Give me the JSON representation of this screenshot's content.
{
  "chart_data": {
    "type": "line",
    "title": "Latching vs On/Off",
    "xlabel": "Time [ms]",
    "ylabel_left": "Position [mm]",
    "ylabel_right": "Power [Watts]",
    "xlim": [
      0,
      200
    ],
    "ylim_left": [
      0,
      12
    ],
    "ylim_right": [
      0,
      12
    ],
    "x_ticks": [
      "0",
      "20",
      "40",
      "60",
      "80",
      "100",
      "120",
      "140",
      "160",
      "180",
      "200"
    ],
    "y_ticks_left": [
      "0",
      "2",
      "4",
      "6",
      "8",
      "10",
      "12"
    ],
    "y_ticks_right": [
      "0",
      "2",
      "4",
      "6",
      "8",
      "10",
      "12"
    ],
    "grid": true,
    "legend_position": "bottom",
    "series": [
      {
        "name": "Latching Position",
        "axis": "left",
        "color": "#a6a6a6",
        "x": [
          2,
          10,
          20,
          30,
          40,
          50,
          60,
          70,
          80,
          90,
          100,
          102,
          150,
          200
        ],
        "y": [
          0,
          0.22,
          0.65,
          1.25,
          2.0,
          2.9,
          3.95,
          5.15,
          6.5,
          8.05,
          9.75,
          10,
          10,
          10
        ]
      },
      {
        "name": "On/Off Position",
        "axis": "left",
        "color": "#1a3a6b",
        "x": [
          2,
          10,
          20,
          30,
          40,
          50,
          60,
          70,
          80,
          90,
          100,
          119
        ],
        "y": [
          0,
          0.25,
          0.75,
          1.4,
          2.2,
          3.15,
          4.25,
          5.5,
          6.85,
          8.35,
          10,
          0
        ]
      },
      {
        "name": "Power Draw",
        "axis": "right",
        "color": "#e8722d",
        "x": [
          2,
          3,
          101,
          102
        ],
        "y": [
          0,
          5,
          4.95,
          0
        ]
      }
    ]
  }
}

——————

▶ REQUIRED WORK: Copy out each line that contains the word "name".

▶ SOLUTION FOR THIS PROBLEM:
        "name": "Latching Position",
        "name": "On/Off Position",
        "name": "Power Draw",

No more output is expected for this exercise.